● DATA FOR THIS EXERCISE
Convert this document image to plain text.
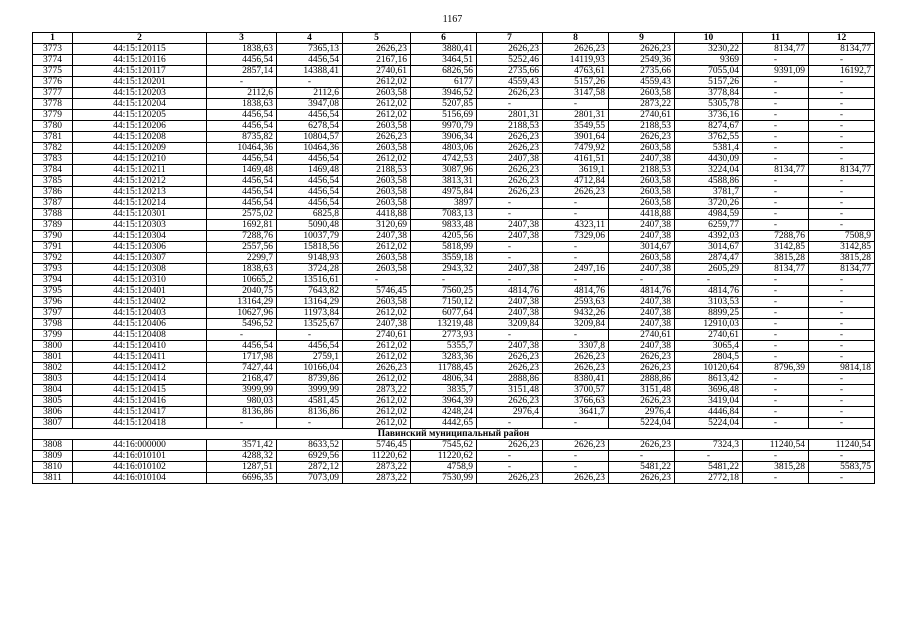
1167
1	2	3	4	5	6	7	8	9	10	11	12
3773	44:15:120115	1838,63	7365,13	2626,23	3880,41	2626,23	2626,23	2626,23	3230,22	8134,77	8134,77
3774	44:15:120116	4456,54	4456,54	2167,16	3464,51	5252,46	14119,93	2549,36	9369	-	-
3775	44:15:120117	2857,14	14388,41	2740,61	6826,56	2735,66	4763,61	2735,66	7055,04	9391,09	16192,7
3776	44:15:120201	-	-	2612,02	6177	4559,43	5157,26	4559,43	5157,26	-	-
3777	44:15:120203	2112,6	2112,6	2603,58	3946,52	2626,23	3147,58	2603,58	3778,84	-	-
3778	44:15:120204	1838,63	3947,08	2612,02	5207,85	-	-	2873,22	5305,78	-	-
3779	44:15:120205	4456,54	4456,54	2612,02	5156,69	2801,31	2801,31	2740,61	3736,16	-	-
3780	44:15:120206	4456,54	6278,54	2603,58	9970,79	2188,53	3549,55	2188,53	8274,67	-	-
3781	44:15:120208	8735,82	10804,57	2626,23	3906,34	2626,23	3901,64	2626,23	3762,55	-	-
3782	44:15:120209	10464,36	10464,36	2603,58	4803,06	2626,23	7479,92	2603,58	5381,4	-	-
3783	44:15:120210	4456,54	4456,54	2612,02	4742,53	2407,38	4161,51	2407,38	4430,09	-	-
3784	44:15:120211	1469,48	1469,48	2188,53	3087,96	2626,23	3619,1	2188,53	3224,04	8134,77	8134,77
3785	44:15:120212	4456,54	4456,54	2603,58	3813,31	2626,23	4712,84	2603,58	4588,86	-	-
3786	44:15:120213	4456,54	4456,54	2603,58	4975,84	2626,23	2626,23	2603,58	3781,7	-	-
3787	44:15:120214	4456,54	4456,54	2603,58	3897	-	-	2603,58	3720,26	-	-
3788	44:15:120301	2575,02	6825,8	4418,88	7083,13	-	-	4418,88	4984,59	-	-
3789	44:15:120303	1692,81	5090,48	3120,69	9833,48	2407,38	4323,11	2407,38	6259,77	-	-
3790	44:15:120304	7288,76	10037,79	2407,38	4205,56	2407,38	7329,06	2407,38	4392,03	7288,76	7508,9
3791	44:15:120306	2557,56	15818,56	2612,02	5818,99	-	-	3014,67	3014,67	3142,85	3142,85
3792	44:15:120307	2299,7	9148,93	2603,58	3559,18	-	-	2603,58	2874,47	3815,28	3815,28
3793	44:15:120308	1838,63	3724,28	2603,58	2943,32	2407,38	2497,16	2407,38	2605,29	8134,77	8134,77
3794	44:15:120310	10665,2	13516,61	-	-	-	-	-	-	-	-
3795	44:15:120401	2040,75	7643,82	5746,45	7560,25	4814,76	4814,76	4814,76	4814,76	-	-
3796	44:15:120402	13164,29	13164,29	2603,58	7150,12	2407,38	2593,63	2407,38	3103,53	-	-
3797	44:15:120403	10627,96	11973,84	2612,02	6077,64	2407,38	9432,26	2407,38	8899,25	-	-
3798	44:15:120406	5496,52	13525,67	2407,38	13219,48	3209,84	3209,84	2407,38	12910,03	-	-
3799	44:15:120408	-	-	2740,61	2773,93	-	-	2740,61	2740,61	-	-
3800	44:15:120410	4456,54	4456,54	2612,02	5355,7	2407,38	3307,8	2407,38	3065,4	-	-
3801	44:15:120411	1717,98	2759,1	2612,02	3283,36	2626,23	2626,23	2626,23	2804,5	-	-
3802	44:15:120412	7427,44	10166,04	2626,23	11788,45	2626,23	2626,23	2626,23	10120,64	8796,39	9814,18
3803	44:15:120414	2168,47	8739,86	2612,02	4806,34	2888,86	8380,41	2888,86	8613,42	-	-
3804	44:15:120415	3999,99	3999,99	2873,22	3835,7	3151,48	3700,57	3151,48	3696,48	-	-
3805	44:15:120416	980,03	4581,45	2612,02	3964,39	2626,23	3766,63	2626,23	3419,04	-	-
3806	44:15:120417	8136,86	8136,86	2612,02	4248,24	2976,4	3641,7	2976,4	4446,84	-	-
3807	44:15:120418	-	-	2612,02	4442,65	-	-	5224,04	5224,04	-	-
Павинский муниципальный район											
3808	44:16:000000	3571,42	8633,52	5746,45	7545,62	2626,23	2626,23	2626,23	7324,3	11240,54	11240,54
3809	44:16:010101	4288,32	6929,56	11220,62	11220,62	-	-	-	-	-	-
3810	44:16:010102	1287,51	2872,12	2873,22	4758,9	-	-	5481,22	5481,22	3815,28	5583,75
3811	44:16:010104	6696,35	7073,09	2873,22	7530,99	2626,23	2626,23	2626,23	2772,18	-	-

● AIM
All entries are to be retyped exactly. Omit any embedded images.

● TASK OUTPUT
Convert this document image to plain text.
1167
1	2	3	4	5	6	7	8	9	10	11	12
3773	44:15:120115	1838,63	7365,13	2626,23	3880,41	2626,23	2626,23	2626,23	3230,22	8134,77	8134,77
3774	44:15:120116	4456,54	4456,54	2167,16	3464,51	5252,46	14119,93	2549,36	9369	-	-
3775	44:15:120117	2857,14	14388,41	2740,61	6826,56	2735,66	4763,61	2735,66	7055,04	9391,09	16192,7
3776	44:15:120201	-	-	2612,02	6177	4559,43	5157,26	4559,43	5157,26	-	-
3777	44:15:120203	2112,6	2112,6	2603,58	3946,52	2626,23	3147,58	2603,58	3778,84	-	-
3778	44:15:120204	1838,63	3947,08	2612,02	5207,85	-	-	2873,22	5305,78	-	-
3779	44:15:120205	4456,54	4456,54	2612,02	5156,69	2801,31	2801,31	2740,61	3736,16	-	-
3780	44:15:120206	4456,54	6278,54	2603,58	9970,79	2188,53	3549,55	2188,53	8274,67	-	-
3781	44:15:120208	8735,82	10804,57	2626,23	3906,34	2626,23	3901,64	2626,23	3762,55	-	-
3782	44:15:120209	10464,36	10464,36	2603,58	4803,06	2626,23	7479,92	2603,58	5381,4	-	-
3783	44:15:120210	4456,54	4456,54	2612,02	4742,53	2407,38	4161,51	2407,38	4430,09	-	-
3784	44:15:120211	1469,48	1469,48	2188,53	3087,96	2626,23	3619,1	2188,53	3224,04	8134,77	8134,77
3785	44:15:120212	4456,54	4456,54	2603,58	3813,31	2626,23	4712,84	2603,58	4588,86	-	-
3786	44:15:120213	4456,54	4456,54	2603,58	4975,84	2626,23	2626,23	2603,58	3781,7	-	-
3787	44:15:120214	4456,54	4456,54	2603,58	3897	-	-	2603,58	3720,26	-	-
3788	44:15:120301	2575,02	6825,8	4418,88	7083,13	-	-	4418,88	4984,59	-	-
3789	44:15:120303	1692,81	5090,48	3120,69	9833,48	2407,38	4323,11	2407,38	6259,77	-	-
3790	44:15:120304	7288,76	10037,79	2407,38	4205,56	2407,38	7329,06	2407,38	4392,03	7288,76	7508,9
3791	44:15:120306	2557,56	15818,56	2612,02	5818,99	-	-	3014,67	3014,67	3142,85	3142,85
3792	44:15:120307	2299,7	9148,93	2603,58	3559,18	-	-	2603,58	2874,47	3815,28	3815,28
3793	44:15:120308	1838,63	3724,28	2603,58	2943,32	2407,38	2497,16	2407,38	2605,29	8134,77	8134,77
3794	44:15:120310	10665,2	13516,61	-	-	-	-	-	-	-	-
3795	44:15:120401	2040,75	7643,82	5746,45	7560,25	4814,76	4814,76	4814,76	4814,76	-	-
3796	44:15:120402	13164,29	13164,29	2603,58	7150,12	2407,38	2593,63	2407,38	3103,53	-	-
3797	44:15:120403	10627,96	11973,84	2612,02	6077,64	2407,38	9432,26	2407,38	8899,25	-	-
3798	44:15:120406	5496,52	13525,67	2407,38	13219,48	3209,84	3209,84	2407,38	12910,03	-	-
3799	44:15:120408	-	-	2740,61	2773,93	-	-	2740,61	2740,61	-	-
3800	44:15:120410	4456,54	4456,54	2612,02	5355,7	2407,38	3307,8	2407,38	3065,4	-	-
3801	44:15:120411	1717,98	2759,1	2612,02	3283,36	2626,23	2626,23	2626,23	2804,5	-	-
3802	44:15:120412	7427,44	10166,04	2626,23	11788,45	2626,23	2626,23	2626,23	10120,64	8796,39	9814,18
3803	44:15:120414	2168,47	8739,86	2612,02	4806,34	2888,86	8380,41	2888,86	8613,42	-	-
3804	44:15:120415	3999,99	3999,99	2873,22	3835,7	3151,48	3700,57	3151,48	3696,48	-	-
3805	44:15:120416	980,03	4581,45	2612,02	3964,39	2626,23	3766,63	2626,23	3419,04	-	-
3806	44:15:120417	8136,86	8136,86	2612,02	4248,24	2976,4	3641,7	2976,4	4446,84	-	-
3807	44:15:120418	-	-	2612,02	4442,65	-	-	5224,04	5224,04	-	-
Павинский муниципальный район											
3808	44:16:000000	3571,42	8633,52	5746,45	7545,62	2626,23	2626,23	2626,23	7324,3	11240,54	11240,54
3809	44:16:010101	4288,32	6929,56	11220,62	11220,62	-	-	-	-	-	-
3810	44:16:010102	1287,51	2872,12	2873,22	4758,9	-	-	5481,22	5481,22	3815,28	5583,75
3811	44:16:010104	6696,35	7073,09	2873,22	7530,99	2626,23	2626,23	2626,23	2772,18	-	-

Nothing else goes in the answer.